*Work to complete*: Check each line of the listing, and copy it if it contains the word "ohne".
-- BEGIN Data supplied --
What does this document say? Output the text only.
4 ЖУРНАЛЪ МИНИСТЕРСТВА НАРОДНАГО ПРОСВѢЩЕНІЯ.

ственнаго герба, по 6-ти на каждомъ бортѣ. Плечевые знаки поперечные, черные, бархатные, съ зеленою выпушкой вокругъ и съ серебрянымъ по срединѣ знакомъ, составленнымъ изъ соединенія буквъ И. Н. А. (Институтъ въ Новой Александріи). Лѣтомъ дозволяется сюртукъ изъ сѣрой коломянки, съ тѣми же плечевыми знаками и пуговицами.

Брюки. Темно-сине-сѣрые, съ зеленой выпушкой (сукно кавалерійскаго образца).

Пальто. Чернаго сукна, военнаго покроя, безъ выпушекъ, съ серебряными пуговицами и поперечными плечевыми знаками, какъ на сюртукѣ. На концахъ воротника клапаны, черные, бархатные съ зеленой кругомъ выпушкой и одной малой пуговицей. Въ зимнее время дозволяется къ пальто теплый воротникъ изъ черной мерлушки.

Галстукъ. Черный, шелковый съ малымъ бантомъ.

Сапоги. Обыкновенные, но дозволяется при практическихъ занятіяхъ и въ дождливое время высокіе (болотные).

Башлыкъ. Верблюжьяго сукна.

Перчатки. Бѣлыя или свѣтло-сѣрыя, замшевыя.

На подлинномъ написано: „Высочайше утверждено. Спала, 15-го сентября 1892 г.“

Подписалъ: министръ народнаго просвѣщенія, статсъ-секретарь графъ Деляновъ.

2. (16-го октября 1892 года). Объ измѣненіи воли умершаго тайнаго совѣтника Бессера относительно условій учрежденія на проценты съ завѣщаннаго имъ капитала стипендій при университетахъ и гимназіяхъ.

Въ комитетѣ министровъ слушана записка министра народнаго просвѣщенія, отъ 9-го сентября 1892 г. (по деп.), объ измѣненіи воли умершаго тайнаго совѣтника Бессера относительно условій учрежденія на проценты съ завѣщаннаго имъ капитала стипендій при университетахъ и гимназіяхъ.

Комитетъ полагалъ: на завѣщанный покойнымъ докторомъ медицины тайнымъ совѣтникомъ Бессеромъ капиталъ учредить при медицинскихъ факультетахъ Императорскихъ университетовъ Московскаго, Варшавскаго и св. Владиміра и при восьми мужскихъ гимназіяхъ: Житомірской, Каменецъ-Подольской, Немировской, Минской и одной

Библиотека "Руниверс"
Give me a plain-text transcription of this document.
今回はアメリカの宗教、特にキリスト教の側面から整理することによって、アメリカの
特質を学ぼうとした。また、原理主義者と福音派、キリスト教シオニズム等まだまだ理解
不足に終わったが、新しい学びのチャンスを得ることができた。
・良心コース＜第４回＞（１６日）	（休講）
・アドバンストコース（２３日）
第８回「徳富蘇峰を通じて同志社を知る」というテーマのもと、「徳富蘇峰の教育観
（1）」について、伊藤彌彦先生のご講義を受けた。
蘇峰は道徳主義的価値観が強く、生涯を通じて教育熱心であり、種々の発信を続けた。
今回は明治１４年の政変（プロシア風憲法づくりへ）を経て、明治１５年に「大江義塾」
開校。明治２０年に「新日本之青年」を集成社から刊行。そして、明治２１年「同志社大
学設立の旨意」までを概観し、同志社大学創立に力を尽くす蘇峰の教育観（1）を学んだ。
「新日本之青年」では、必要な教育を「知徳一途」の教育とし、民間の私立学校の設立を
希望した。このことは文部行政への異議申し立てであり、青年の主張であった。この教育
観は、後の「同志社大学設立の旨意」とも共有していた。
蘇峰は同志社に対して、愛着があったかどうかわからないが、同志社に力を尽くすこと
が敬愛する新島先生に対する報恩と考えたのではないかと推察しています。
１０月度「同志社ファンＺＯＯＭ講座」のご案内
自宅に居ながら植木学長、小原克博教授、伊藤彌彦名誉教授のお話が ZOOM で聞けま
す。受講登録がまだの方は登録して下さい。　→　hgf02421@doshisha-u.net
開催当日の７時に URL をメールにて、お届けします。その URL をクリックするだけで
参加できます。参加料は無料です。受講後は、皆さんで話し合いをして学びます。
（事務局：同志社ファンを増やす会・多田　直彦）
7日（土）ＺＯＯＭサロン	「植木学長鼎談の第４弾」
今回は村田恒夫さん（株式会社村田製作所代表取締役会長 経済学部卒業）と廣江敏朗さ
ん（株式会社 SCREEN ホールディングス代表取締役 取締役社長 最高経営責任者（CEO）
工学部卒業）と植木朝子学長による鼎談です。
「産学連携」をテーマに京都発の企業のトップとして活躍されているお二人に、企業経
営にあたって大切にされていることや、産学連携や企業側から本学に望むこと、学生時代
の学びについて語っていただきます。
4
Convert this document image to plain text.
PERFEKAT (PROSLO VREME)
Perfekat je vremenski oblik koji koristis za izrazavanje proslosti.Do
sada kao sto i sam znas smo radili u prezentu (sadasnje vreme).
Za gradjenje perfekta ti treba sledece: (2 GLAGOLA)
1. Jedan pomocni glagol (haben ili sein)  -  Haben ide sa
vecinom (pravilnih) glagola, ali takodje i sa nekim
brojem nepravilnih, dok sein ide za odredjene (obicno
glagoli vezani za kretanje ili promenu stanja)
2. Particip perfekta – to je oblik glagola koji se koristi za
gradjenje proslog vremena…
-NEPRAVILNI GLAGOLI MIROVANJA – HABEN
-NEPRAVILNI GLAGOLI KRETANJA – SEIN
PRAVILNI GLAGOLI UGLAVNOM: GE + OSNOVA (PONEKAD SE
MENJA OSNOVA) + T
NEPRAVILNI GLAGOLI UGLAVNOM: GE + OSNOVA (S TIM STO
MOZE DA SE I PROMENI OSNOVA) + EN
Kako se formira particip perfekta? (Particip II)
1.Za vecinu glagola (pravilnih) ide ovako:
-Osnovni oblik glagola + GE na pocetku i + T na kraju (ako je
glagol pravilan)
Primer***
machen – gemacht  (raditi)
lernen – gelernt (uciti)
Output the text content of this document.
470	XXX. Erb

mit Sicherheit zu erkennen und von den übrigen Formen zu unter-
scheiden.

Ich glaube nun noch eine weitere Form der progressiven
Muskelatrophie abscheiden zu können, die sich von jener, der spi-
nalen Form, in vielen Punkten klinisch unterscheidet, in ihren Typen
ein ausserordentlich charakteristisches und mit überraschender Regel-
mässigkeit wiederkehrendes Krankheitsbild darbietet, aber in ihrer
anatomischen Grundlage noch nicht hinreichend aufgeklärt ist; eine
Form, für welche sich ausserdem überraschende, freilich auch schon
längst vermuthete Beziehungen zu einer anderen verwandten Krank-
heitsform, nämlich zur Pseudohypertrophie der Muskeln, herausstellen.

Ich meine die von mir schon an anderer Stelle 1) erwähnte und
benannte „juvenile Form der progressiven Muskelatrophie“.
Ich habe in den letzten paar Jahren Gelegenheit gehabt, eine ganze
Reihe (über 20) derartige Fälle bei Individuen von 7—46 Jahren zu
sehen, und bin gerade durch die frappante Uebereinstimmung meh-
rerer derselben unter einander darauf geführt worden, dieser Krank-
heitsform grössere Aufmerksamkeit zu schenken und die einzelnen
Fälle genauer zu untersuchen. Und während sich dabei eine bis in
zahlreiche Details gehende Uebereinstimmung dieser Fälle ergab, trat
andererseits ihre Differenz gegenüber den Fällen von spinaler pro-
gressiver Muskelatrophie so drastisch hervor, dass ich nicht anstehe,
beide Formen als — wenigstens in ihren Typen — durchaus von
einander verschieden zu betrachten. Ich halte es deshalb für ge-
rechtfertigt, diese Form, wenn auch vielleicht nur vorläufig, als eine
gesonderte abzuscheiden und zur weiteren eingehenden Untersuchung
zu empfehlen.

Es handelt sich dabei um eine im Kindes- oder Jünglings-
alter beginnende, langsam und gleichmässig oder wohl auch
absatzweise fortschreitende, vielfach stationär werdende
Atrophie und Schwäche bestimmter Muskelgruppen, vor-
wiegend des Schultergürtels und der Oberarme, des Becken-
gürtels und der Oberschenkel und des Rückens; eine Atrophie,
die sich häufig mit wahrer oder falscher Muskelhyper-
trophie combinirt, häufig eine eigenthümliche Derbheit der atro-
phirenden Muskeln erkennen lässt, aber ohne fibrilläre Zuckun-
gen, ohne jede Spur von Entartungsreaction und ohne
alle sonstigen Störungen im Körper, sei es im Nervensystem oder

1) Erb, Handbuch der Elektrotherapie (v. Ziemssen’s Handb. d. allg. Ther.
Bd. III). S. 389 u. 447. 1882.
-- END Data supplied --
*Worked solution*:
phirenden Muskeln erkennen lässt, aber ohne fibrilläre Zuckun-
gen, ohne jede Spur von Entartungsreaction und ohne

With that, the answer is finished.